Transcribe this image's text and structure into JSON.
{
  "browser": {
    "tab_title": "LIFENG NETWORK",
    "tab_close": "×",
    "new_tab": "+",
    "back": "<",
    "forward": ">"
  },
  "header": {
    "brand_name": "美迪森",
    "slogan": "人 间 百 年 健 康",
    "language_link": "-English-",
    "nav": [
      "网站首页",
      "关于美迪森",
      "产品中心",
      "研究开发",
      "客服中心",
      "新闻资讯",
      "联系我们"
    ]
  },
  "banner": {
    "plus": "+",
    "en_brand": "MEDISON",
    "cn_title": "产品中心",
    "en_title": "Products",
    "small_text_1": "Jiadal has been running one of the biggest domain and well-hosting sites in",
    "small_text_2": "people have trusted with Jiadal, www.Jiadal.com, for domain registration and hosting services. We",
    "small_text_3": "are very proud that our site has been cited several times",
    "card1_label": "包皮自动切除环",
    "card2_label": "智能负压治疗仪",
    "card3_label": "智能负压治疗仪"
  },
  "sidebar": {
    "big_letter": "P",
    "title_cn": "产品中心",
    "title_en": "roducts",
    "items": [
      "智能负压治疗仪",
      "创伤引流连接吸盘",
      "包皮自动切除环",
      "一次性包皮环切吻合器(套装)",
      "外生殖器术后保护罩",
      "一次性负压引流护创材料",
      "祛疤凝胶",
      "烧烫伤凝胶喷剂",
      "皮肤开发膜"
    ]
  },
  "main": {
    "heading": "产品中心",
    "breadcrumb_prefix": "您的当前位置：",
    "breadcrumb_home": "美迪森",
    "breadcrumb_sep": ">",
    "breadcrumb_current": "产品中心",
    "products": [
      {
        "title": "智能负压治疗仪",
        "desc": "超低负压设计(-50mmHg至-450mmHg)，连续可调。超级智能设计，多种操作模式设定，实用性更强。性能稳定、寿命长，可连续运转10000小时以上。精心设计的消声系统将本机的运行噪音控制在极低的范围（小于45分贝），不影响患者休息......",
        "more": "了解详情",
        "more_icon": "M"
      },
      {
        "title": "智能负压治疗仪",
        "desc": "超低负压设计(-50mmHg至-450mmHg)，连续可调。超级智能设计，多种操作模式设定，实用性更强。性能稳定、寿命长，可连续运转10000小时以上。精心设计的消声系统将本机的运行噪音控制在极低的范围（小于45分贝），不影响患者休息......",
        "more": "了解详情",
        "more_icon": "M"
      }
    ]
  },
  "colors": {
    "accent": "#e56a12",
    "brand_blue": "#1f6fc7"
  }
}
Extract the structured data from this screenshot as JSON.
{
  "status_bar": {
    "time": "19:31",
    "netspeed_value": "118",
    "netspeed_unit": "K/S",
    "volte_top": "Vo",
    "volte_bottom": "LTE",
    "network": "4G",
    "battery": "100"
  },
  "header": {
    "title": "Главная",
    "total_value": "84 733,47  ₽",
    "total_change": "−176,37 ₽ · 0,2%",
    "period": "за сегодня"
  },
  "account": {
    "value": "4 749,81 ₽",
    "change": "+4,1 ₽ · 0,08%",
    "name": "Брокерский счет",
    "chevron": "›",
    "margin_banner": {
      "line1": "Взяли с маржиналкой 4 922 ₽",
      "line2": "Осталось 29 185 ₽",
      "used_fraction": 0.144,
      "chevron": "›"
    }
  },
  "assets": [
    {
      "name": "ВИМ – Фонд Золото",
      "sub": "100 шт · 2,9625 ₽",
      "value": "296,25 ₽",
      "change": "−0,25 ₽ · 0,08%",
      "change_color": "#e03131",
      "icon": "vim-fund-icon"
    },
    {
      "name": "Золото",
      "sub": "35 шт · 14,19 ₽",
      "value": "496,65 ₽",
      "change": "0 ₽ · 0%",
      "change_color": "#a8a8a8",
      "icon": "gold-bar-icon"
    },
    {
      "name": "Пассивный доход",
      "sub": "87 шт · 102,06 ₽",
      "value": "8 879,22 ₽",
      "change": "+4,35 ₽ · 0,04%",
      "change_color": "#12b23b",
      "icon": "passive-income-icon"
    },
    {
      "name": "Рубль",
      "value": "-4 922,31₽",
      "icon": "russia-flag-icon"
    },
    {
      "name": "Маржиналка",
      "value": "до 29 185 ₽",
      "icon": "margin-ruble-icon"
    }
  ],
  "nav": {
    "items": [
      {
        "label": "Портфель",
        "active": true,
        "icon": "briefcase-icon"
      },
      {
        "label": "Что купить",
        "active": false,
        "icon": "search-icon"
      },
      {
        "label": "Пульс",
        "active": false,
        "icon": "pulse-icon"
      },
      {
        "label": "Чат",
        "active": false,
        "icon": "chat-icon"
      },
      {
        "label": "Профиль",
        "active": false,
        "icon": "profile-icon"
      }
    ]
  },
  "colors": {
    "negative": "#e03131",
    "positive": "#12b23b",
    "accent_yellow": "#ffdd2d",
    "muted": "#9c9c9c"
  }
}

• **Goal**
Reproduce the lines word for word, starting at the one holding "Extract the structured" and ending at the final line of the material above.

• **Finished exercise**
Extract the structured data from this screenshot as JSON.
{
  "status_bar": {
    "time": "19:31",
    "netspeed_value": "118",
    "netspeed_unit": "K/S",
    "volte_top": "Vo",
    "volte_bottom": "LTE",
    "network": "4G",
    "battery": "100"
  },
  "header": {
    "title": "Главная",
    "total_value": "84 733,47  ₽",
    "total_change": "−176,37 ₽ · 0,2%",
    "period": "за сегодня"
  },
  "account": {
    "value": "4 749,81 ₽",
    "change": "+4,1 ₽ · 0,08%",
    "name": "Брокерский счет",
    "chevron": "›",
    "margin_banner": {
      "line1": "Взяли с маржиналкой 4 922 ₽",
      "line2": "Осталось 29 185 ₽",
      "used_fraction": 0.144,
      "chevron": "›"
    }
  },
  "assets": [
    {
      "name": "ВИМ – Фонд Золото",
      "sub": "100 шт · 2,9625 ₽",
      "value": "296,25 ₽",
      "change": "−0,25 ₽ · 0,08%",
      "change_color": "#e03131",
      "icon": "vim-fund-icon"
    },
    {
      "name": "Золото",
      "sub": "35 шт · 14,19 ₽",
      "value": "496,65 ₽",
      "change": "0 ₽ · 0%",
      "change_color": "#a8a8a8",
      "icon": "gold-bar-icon"
    },
    {
      "name": "Пассивный доход",
      "sub": "87 шт · 102,06 ₽",
      "value": "8 879,22 ₽",
      "change": "+4,35 ₽ · 0,04%",
      "change_color": "#12b23b",
      "icon": "passive-income-icon"
    },
    {
      "name": "Рубль",
      "value": "-4 922,31₽",
      "icon": "russia-flag-icon"
    },
    {
      "name": "Маржиналка",
      "value": "до 29 185 ₽",
      "icon": "margin-ruble-icon"
    }
  ],
  "nav": {
    "items": [
      {
        "label": "Портфель",
        "active": true,
        "icon": "briefcase-icon"
      },
      {
        "label": "Что купить",
        "active": false,
        "icon": "search-icon"
      },
      {
        "label": "Пульс",
        "active": false,
        "icon": "pulse-icon"
      },
      {
        "label": "Чат",
        "active": false,
        "icon": "chat-icon"
      },
      {
        "label": "Профиль",
        "active": false,
        "icon": "profile-icon"
      }
    ]
  },
  "colors": {
    "negative": "#e03131",
    "positive": "#12b23b",
    "accent_yellow": "#ffdd2d",
    "muted": "#9c9c9c"
  }
}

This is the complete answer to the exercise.